_EXERCISE INSTRUCTIONS_
From the records below, pull each line that has "type".
--- Begin ---
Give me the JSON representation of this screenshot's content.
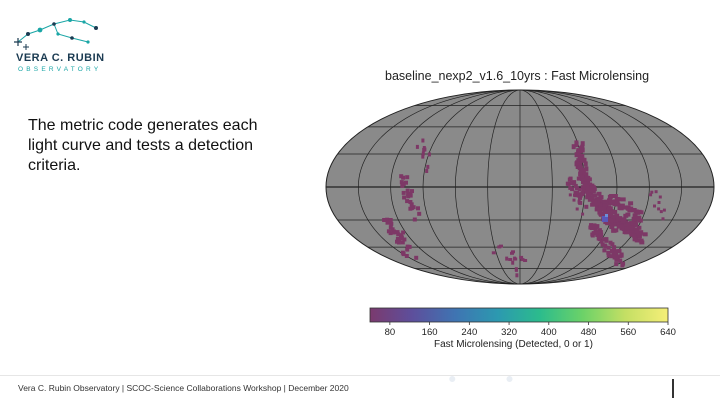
{
  "logo": {
    "name": "VERA C. RUBIN",
    "subtitle": "OBSERVATORY"
  },
  "body_text": "The metric code generates each light curve and tests a detection criteria.",
  "map": {
    "title": "baseline_nexp2_v1.6_10yrs : Fast Microlensing",
    "colorbar_label": "Fast Microlensing (Detected, 0 or 1)",
    "colorbar_ticks": [
      "80",
      "160",
      "240",
      "320",
      "400",
      "480",
      "560",
      "640"
    ]
  },
  "footer": {
    "text": "Vera C. Rubin Observatory  | SCOC-Science Collaborations Workshop |  December 2020"
  },
  "colors": {
    "sky_background": "#8a8a8a",
    "detection": "#7d3866",
    "hotspot": "#5a57b8",
    "colormap": [
      "#7b3a6e",
      "#5d4f9c",
      "#3f74b2",
      "#2c99b0",
      "#2cbc8c",
      "#6cd268",
      "#c4df64",
      "#f6ef78"
    ]
  }
}
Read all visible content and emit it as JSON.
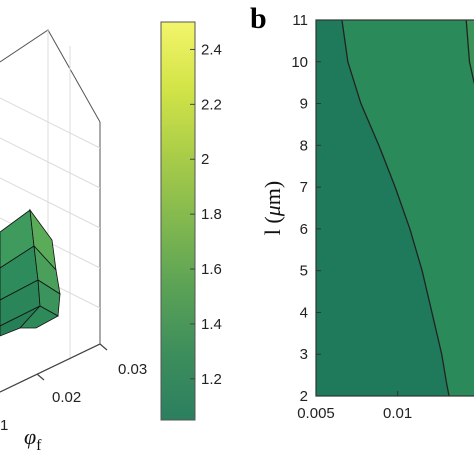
{
  "chart_data": [
    {
      "panel": "a",
      "type": "surface",
      "panel_label_visible": false,
      "xlabel_symbol": "φ",
      "xlabel_subscript": "f",
      "x_ticks": [
        "0.03",
        "0.02",
        "0.01"
      ],
      "x_tick_values": [
        0.03,
        0.02,
        0.01
      ],
      "x_tick_partial": "1",
      "zlim": [
        1.05,
        2.5
      ],
      "surface_z_levels": [
        1.2,
        1.3,
        1.4,
        1.5
      ]
    },
    {
      "type": "colorbar",
      "ticks": [
        "2.4",
        "2.2",
        "2",
        "1.8",
        "1.6",
        "1.4",
        "1.2"
      ],
      "tick_values": [
        2.4,
        2.2,
        2.0,
        1.8,
        1.6,
        1.4,
        1.2
      ],
      "range": [
        1.05,
        2.5
      ],
      "colormap": [
        "#2b7f5f",
        "#3d8e5c",
        "#5ba256",
        "#82b84f",
        "#aacd48",
        "#d2e447",
        "#f3f56b"
      ]
    },
    {
      "panel": "b",
      "type": "contour",
      "panel_label": "b",
      "xlabel": "",
      "ylabel_prefix": "l",
      "ylabel_symbol": "μ",
      "ylabel_unit": "m",
      "y_ticks": [
        "11",
        "10",
        "9",
        "8",
        "7",
        "6",
        "5",
        "4",
        "3",
        "2"
      ],
      "y_tick_values": [
        11,
        10,
        9,
        8,
        7,
        6,
        5,
        4,
        3,
        2
      ],
      "x_ticks": [
        "0.005",
        "0.01"
      ],
      "x_tick_values": [
        0.005,
        0.01
      ],
      "xlim": [
        0.005,
        0.0148
      ],
      "ylim": [
        2,
        11
      ],
      "region_values": [
        1.08,
        1.2,
        1.3
      ],
      "region_colors": [
        "#1f7a5c",
        "#2b8a5a",
        "#3a9457"
      ],
      "contour_lines": [
        {
          "level": 1.15,
          "x": [
            0.00659,
            0.00695,
            0.00775,
            0.00885,
            0.00985,
            0.01075,
            0.0115,
            0.0121,
            0.0127,
            0.013,
            0.01315
          ],
          "y": [
            11,
            10,
            9,
            8,
            7,
            6,
            5,
            4,
            3,
            2.3,
            2
          ]
        },
        {
          "level": 1.25,
          "x": [
            0.0142,
            0.0144,
            0.0148
          ],
          "y": [
            11,
            10,
            9.3
          ]
        }
      ]
    }
  ]
}
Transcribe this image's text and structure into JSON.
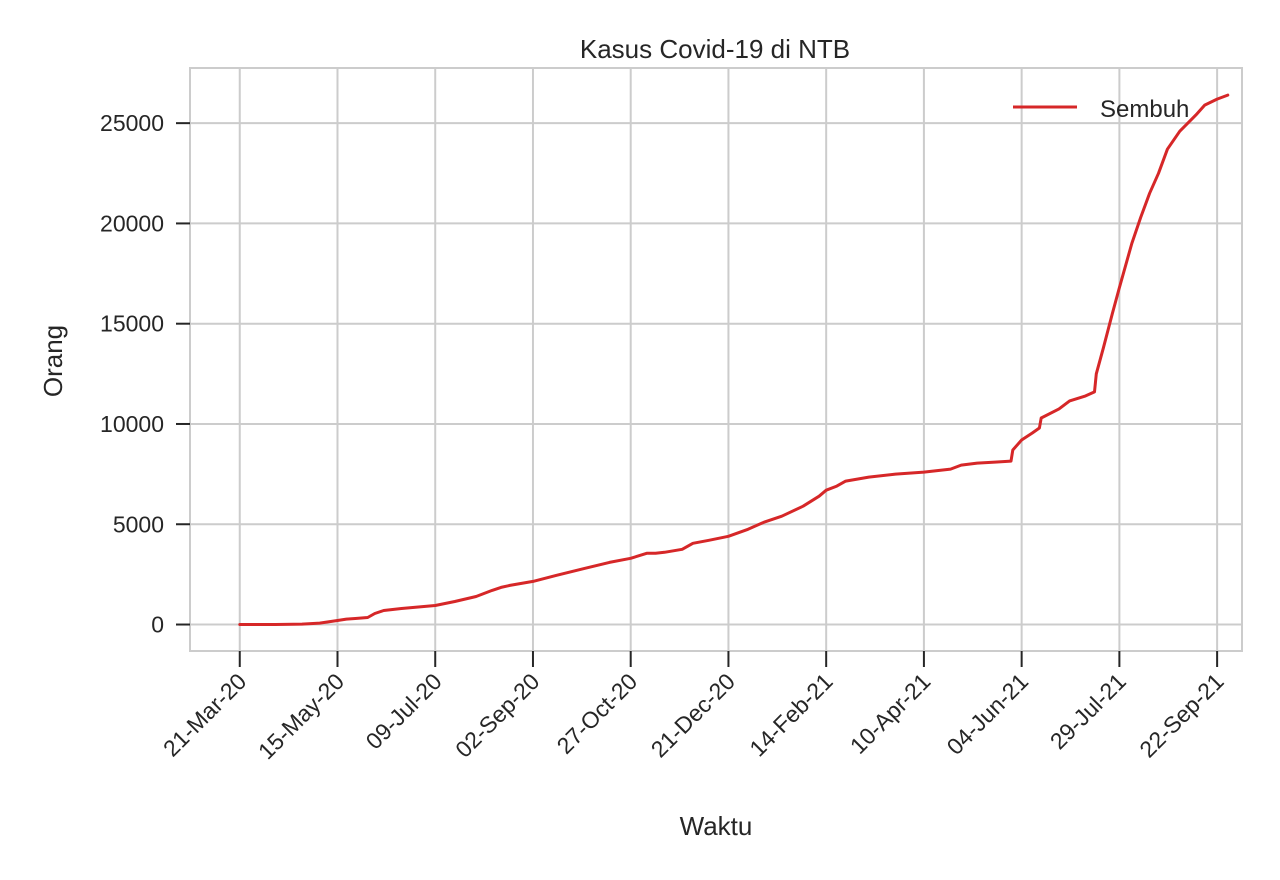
{
  "chart_data": {
    "type": "line",
    "title": "Kasus Covid-19 di NTB",
    "xlabel": "Waktu",
    "ylabel": "Orang",
    "x_tick_labels": [
      "21-Mar-20",
      "15-May-20",
      "09-Jul-20",
      "02-Sep-20",
      "27-Oct-20",
      "21-Dec-20",
      "14-Feb-21",
      "10-Apr-21",
      "04-Jun-21",
      "29-Jul-21",
      "22-Sep-21"
    ],
    "x_tick_dates": [
      "2020-03-21",
      "2020-05-15",
      "2020-07-09",
      "2020-09-02",
      "2020-10-27",
      "2020-12-21",
      "2021-02-14",
      "2021-04-10",
      "2021-06-04",
      "2021-07-29",
      "2021-09-22"
    ],
    "xlim": [
      "2020-02-22",
      "2021-10-06"
    ],
    "y_ticks": [
      0,
      5000,
      10000,
      15000,
      20000,
      25000
    ],
    "y_tick_labels": [
      "0",
      "5000",
      "10000",
      "15000",
      "20000",
      "25000"
    ],
    "ylim": [
      -1320,
      27750
    ],
    "grid": true,
    "legend_position": "top-right",
    "series": [
      {
        "name": "Sembuh",
        "color": "#d62728",
        "x": [
          "2020-03-21",
          "2020-04-10",
          "2020-04-25",
          "2020-05-05",
          "2020-05-15",
          "2020-05-20",
          "2020-05-25",
          "2020-06-01",
          "2020-06-05",
          "2020-06-10",
          "2020-06-20",
          "2020-07-09",
          "2020-07-20",
          "2020-08-01",
          "2020-08-10",
          "2020-08-15",
          "2020-08-20",
          "2020-09-02",
          "2020-09-15",
          "2020-10-01",
          "2020-10-15",
          "2020-10-27",
          "2020-11-05",
          "2020-11-10",
          "2020-11-15",
          "2020-11-25",
          "2020-12-01",
          "2020-12-10",
          "2020-12-21",
          "2021-01-01",
          "2021-01-10",
          "2021-01-20",
          "2021-02-01",
          "2021-02-10",
          "2021-02-14",
          "2021-02-20",
          "2021-02-25",
          "2021-03-10",
          "2021-03-25",
          "2021-04-10",
          "2021-04-25",
          "2021-05-01",
          "2021-05-10",
          "2021-05-20",
          "2021-05-29",
          "2021-05-30",
          "2021-06-04",
          "2021-06-10",
          "2021-06-14",
          "2021-06-15",
          "2021-06-25",
          "2021-07-01",
          "2021-07-10",
          "2021-07-15",
          "2021-07-16",
          "2021-07-20",
          "2021-07-25",
          "2021-07-29",
          "2021-08-05",
          "2021-08-10",
          "2021-08-15",
          "2021-08-20",
          "2021-08-25",
          "2021-09-01",
          "2021-09-10",
          "2021-09-15",
          "2021-09-22",
          "2021-09-28"
        ],
        "y": [
          0,
          0,
          20,
          70,
          200,
          270,
          300,
          350,
          550,
          700,
          800,
          950,
          1150,
          1400,
          1700,
          1850,
          1950,
          2150,
          2450,
          2800,
          3100,
          3300,
          3550,
          3550,
          3600,
          3750,
          4050,
          4200,
          4400,
          4750,
          5100,
          5400,
          5900,
          6400,
          6700,
          6900,
          7150,
          7350,
          7500,
          7600,
          7750,
          7950,
          8050,
          8100,
          8150,
          8700,
          9200,
          9550,
          9800,
          10300,
          10750,
          11150,
          11400,
          11600,
          12500,
          13800,
          15500,
          16800,
          19000,
          20300,
          21500,
          22500,
          23700,
          24600,
          25400,
          25900,
          26200,
          26400
        ]
      }
    ]
  }
}
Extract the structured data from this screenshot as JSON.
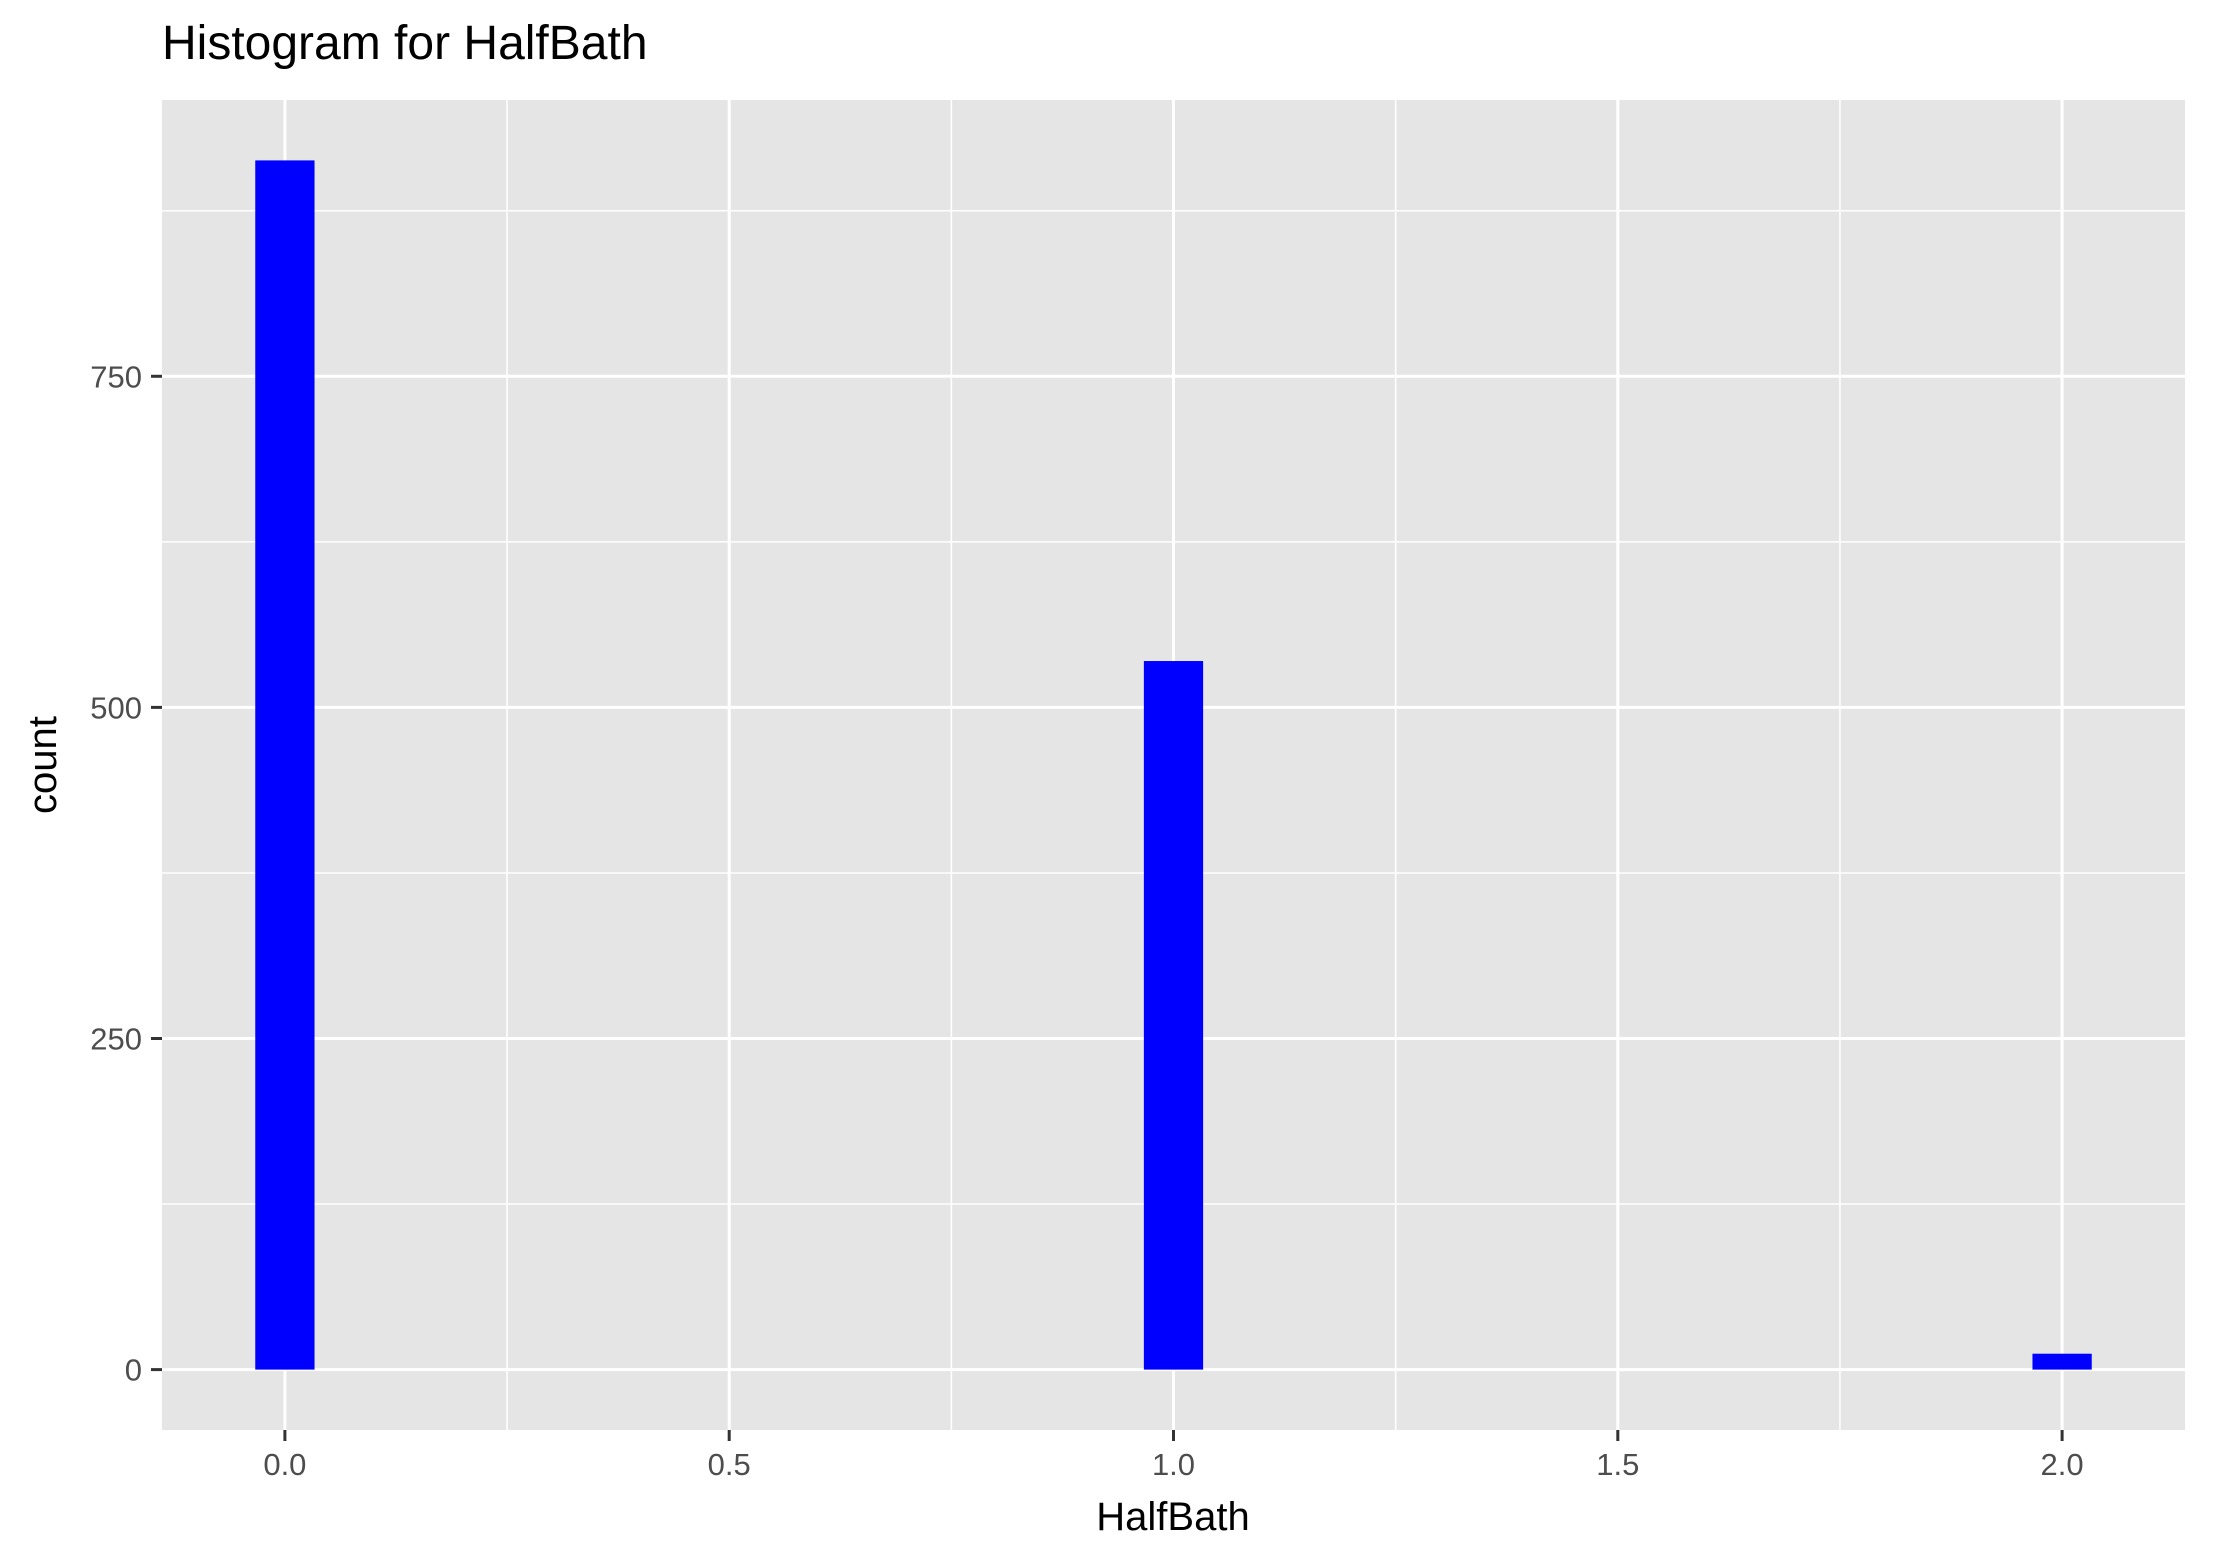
{
  "chart_data": {
    "type": "bar",
    "title": "Histogram for HalfBath",
    "xlabel": "HalfBath",
    "ylabel": "count",
    "x": [
      0,
      1,
      2
    ],
    "values": [
      913,
      535,
      12
    ],
    "bin_width": 0.0667,
    "xlim": [
      -0.1383,
      2.1383
    ],
    "ylim": [
      -45.6,
      958.6
    ],
    "xticks": [
      0.0,
      0.5,
      1.0,
      1.5,
      2.0
    ],
    "xtick_labels": [
      "0.0",
      "0.5",
      "1.0",
      "1.5",
      "2.0"
    ],
    "yticks": [
      0,
      250,
      500,
      750
    ],
    "ytick_labels": [
      "0",
      "250",
      "500",
      "750"
    ],
    "grid": true,
    "legend": "none",
    "colors": {
      "bar_fill": "#0000FF",
      "panel_background": "#E5E5E5",
      "grid_line": "#FFFFFF",
      "axis_text": "#4D4D4D",
      "title_text": "#000000"
    }
  }
}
--- End ---
_FULL ANSWER_
      "type": "surface",
      "type": "colorbar",
      "type": "contour",
    "type": "line",
    "type": "bar",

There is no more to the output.